=== UNTERSUCHTER TEXT ===
Mit dem Entwurf zum neuen Arbeitsgesetz gibt die sozialistische Partei für viele nun endgültig zu erkennen, dass sie einer neoliberalen Ausrichtung folgt. Das Gesetz sei absurd, so die Meinungswebseite AgoraVox, ein Projekt des "partizipativen Journalismus", ein "Angriff der Oligarchie".

Bei den ersten Demonstrationen am 9. März gegen das El-Khomri-Gesetz, benannt nach der Arbeitsministerin, folgten Hunderttausende dem Aufruf von Gewerkschaften. Gestern waren es zwischen 69.000 (Innenministerium) und 150.000 (Studentengewerkschaft Unef).

Die Zahlenangaben bei Demonstrationen und Protesten variieren wie immer je nach Perspektive. Die höchsten Zahlen nennt die World Socialiste Website, nämlich zwischen "250.000 bis 450.000 Arbeiter und Jugendliche" für den 9. März, wohingegen bürgerliche Medien von etwa 100.000 berichten.

Schaut man sich das Protestaufgebot etwas genauer an, so relativiert sich der Eindruck, den die hohen Zahlen zunächst erwecken: Die hunderttausend demonstrierende Schüler und Studenten gestern verteilten sich auf mehrere Orte in ganz Frankreich, Paris, Lyon, Bordeaux, Toulouse, Rennes, wo dann jeweils nur ein paar Tausende gezählt wurden.

Mehr "Flexibilität" zugunsten der Unternehmen

Für die Gewerkschaften ist es diesmal besonders wichtig, dass sie einen möglichst großen Protest mobilisieren können, denn die Arbeitsrechtreform der Regierung zielt gegen den Einfluss der Gewerkschaften in Unternehmen. Es ist eine Machtprobe. Der Entwurf des neuen Arbeitsgesetzes, benannt nach der zuständigen Ministerin El Khomri, sieht u.a. vor, dass innerbetriebliche Abstimmungen gesetzliche Vorgaben zur Arbeitszeit und mit Gewerkschaften ausgehandelte Vorgaben überstimmen können.
=== DATEN ZUR PRÜFUNG ===
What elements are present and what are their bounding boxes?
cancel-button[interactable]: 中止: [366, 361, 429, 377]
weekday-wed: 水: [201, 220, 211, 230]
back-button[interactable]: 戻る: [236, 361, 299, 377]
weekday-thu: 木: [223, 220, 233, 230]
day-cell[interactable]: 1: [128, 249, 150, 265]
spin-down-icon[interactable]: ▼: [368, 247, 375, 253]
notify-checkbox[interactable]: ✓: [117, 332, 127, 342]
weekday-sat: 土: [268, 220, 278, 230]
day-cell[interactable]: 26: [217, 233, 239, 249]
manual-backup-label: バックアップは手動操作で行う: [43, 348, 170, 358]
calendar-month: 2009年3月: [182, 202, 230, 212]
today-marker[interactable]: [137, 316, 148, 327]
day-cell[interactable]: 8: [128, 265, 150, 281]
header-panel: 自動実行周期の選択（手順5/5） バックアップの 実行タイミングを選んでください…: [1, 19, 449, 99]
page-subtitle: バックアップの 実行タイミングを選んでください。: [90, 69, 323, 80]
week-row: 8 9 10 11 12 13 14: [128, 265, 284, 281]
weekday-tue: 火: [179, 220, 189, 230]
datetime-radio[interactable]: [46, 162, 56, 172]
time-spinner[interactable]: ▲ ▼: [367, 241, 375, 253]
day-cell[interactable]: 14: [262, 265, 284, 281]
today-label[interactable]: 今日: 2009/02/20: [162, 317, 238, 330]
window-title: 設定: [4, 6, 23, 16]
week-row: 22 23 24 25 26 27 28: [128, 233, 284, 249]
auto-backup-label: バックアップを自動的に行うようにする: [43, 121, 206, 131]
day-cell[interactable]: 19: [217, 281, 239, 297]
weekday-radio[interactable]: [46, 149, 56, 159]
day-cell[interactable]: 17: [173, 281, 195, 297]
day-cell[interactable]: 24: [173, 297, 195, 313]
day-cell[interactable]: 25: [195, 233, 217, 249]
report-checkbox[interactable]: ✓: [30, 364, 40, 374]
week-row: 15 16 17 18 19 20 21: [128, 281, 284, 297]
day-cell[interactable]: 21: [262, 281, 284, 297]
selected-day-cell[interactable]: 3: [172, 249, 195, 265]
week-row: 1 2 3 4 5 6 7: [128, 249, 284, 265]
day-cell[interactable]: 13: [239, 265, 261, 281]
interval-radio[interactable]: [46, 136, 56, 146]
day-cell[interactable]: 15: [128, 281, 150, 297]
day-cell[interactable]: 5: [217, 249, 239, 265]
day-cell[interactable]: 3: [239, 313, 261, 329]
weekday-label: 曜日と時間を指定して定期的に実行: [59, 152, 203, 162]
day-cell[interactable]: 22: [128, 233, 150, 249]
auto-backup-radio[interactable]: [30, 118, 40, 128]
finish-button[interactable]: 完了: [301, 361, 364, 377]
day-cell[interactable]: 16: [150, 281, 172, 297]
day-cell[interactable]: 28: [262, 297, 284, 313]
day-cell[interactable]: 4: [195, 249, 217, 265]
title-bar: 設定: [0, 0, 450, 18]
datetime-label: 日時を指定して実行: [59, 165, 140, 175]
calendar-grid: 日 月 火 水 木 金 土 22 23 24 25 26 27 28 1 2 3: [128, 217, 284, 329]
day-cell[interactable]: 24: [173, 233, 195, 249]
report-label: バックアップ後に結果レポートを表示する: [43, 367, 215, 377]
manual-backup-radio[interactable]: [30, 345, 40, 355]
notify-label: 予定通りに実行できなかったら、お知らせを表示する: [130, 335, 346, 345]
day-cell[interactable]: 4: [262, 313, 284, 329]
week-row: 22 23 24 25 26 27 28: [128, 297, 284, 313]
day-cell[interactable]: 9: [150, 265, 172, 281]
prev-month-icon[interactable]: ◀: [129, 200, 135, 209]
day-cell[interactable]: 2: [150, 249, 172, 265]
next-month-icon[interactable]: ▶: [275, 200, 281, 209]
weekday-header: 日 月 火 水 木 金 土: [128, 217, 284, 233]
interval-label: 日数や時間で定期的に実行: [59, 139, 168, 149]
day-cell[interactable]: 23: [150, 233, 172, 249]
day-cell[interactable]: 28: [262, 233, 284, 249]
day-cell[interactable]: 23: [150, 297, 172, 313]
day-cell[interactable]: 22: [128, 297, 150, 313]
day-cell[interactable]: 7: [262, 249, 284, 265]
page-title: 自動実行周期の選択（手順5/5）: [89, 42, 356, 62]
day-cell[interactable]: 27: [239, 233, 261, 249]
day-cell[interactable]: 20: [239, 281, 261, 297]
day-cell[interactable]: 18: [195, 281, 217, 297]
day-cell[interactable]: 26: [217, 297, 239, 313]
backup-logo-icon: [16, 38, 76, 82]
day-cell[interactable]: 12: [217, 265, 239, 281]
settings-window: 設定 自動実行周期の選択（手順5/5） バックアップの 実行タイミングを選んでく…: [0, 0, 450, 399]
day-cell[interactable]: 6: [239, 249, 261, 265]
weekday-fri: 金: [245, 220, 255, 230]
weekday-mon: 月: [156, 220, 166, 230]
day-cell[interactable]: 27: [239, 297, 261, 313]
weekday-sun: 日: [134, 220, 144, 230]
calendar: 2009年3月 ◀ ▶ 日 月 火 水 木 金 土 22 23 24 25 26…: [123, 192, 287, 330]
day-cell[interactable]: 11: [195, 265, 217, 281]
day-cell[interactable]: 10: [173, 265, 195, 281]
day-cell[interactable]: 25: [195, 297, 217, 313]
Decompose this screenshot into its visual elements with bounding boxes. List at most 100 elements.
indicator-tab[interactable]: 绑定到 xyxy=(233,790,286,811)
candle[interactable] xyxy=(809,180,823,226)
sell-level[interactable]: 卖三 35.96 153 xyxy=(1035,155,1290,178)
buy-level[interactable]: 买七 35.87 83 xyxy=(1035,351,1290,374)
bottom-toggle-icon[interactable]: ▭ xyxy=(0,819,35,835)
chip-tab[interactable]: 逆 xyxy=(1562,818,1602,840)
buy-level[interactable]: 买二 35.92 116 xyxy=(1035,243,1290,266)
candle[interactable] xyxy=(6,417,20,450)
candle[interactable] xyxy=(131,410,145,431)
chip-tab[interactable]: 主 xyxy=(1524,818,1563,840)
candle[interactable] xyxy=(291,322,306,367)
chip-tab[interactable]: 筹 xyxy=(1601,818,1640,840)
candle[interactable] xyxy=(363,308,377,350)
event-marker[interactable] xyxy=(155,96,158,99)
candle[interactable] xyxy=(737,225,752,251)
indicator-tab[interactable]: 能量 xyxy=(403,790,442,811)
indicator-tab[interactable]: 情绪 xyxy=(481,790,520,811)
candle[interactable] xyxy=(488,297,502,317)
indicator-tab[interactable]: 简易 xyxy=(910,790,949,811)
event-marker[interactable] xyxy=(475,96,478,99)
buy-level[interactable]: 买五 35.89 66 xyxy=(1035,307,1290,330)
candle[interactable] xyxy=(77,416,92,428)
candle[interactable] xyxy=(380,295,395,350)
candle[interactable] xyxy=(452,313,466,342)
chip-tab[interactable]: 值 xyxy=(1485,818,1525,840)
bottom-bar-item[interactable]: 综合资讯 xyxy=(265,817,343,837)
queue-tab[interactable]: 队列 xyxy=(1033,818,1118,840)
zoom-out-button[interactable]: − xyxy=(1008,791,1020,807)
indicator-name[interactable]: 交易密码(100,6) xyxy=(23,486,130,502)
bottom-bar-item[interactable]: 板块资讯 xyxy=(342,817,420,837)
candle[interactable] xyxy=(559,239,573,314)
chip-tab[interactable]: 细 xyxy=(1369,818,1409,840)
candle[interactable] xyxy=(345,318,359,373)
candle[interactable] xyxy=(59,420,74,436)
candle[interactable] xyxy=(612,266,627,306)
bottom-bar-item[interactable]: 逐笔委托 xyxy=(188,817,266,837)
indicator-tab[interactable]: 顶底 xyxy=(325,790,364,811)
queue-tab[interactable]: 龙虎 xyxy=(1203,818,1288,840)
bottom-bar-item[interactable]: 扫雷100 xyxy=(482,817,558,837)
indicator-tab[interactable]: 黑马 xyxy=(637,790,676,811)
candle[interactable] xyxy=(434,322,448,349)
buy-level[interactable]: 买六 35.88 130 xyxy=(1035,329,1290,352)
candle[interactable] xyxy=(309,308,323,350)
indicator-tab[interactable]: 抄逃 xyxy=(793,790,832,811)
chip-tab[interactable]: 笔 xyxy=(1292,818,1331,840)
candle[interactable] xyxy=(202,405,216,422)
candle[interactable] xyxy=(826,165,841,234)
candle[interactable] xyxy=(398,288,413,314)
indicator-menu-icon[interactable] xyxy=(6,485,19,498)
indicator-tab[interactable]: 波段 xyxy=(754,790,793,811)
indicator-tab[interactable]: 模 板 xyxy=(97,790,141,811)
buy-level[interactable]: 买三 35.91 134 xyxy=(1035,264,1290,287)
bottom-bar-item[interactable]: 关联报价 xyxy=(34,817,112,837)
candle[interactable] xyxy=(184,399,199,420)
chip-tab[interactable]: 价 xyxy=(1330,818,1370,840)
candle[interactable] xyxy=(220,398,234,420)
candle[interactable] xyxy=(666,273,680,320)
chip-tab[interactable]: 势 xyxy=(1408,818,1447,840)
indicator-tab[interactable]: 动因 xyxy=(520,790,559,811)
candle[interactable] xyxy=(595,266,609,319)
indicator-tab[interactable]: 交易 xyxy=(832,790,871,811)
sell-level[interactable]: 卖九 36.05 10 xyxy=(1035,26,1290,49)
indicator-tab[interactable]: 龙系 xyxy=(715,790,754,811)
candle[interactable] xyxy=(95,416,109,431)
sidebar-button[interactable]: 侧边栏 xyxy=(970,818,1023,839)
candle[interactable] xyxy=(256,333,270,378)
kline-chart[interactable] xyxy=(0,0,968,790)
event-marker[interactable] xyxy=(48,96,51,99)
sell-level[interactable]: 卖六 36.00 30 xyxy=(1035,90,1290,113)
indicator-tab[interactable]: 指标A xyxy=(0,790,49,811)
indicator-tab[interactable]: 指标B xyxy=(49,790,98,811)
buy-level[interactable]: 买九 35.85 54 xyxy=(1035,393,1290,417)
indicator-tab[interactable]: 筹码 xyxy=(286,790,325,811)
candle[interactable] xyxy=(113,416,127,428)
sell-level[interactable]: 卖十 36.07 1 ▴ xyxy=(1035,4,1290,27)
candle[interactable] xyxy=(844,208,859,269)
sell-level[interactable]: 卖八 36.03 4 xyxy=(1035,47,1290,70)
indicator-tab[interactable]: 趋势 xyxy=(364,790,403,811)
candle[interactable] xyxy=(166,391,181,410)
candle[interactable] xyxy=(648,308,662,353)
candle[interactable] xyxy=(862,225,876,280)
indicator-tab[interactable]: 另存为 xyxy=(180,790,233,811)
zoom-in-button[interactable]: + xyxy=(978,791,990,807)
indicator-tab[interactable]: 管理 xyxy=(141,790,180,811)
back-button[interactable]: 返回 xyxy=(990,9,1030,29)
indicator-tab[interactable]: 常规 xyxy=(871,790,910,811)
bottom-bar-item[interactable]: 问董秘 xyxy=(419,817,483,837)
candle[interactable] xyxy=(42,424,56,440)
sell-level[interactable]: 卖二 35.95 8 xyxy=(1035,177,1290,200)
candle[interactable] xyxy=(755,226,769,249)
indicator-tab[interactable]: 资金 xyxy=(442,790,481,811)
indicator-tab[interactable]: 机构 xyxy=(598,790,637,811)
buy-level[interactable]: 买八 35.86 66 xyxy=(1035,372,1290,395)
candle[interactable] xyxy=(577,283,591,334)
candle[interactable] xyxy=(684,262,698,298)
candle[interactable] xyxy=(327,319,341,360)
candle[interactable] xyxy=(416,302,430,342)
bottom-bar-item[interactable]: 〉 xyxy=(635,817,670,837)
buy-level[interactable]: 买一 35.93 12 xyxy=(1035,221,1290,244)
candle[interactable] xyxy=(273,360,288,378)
===
IHR ZIEL: Nach wem ist das El-Khomri-Gesetz laut dem Text über das neue Arbeitsgesetz benannt?

ANTWORT: Nach der zuständigen Arbeitsministerin El Khomri.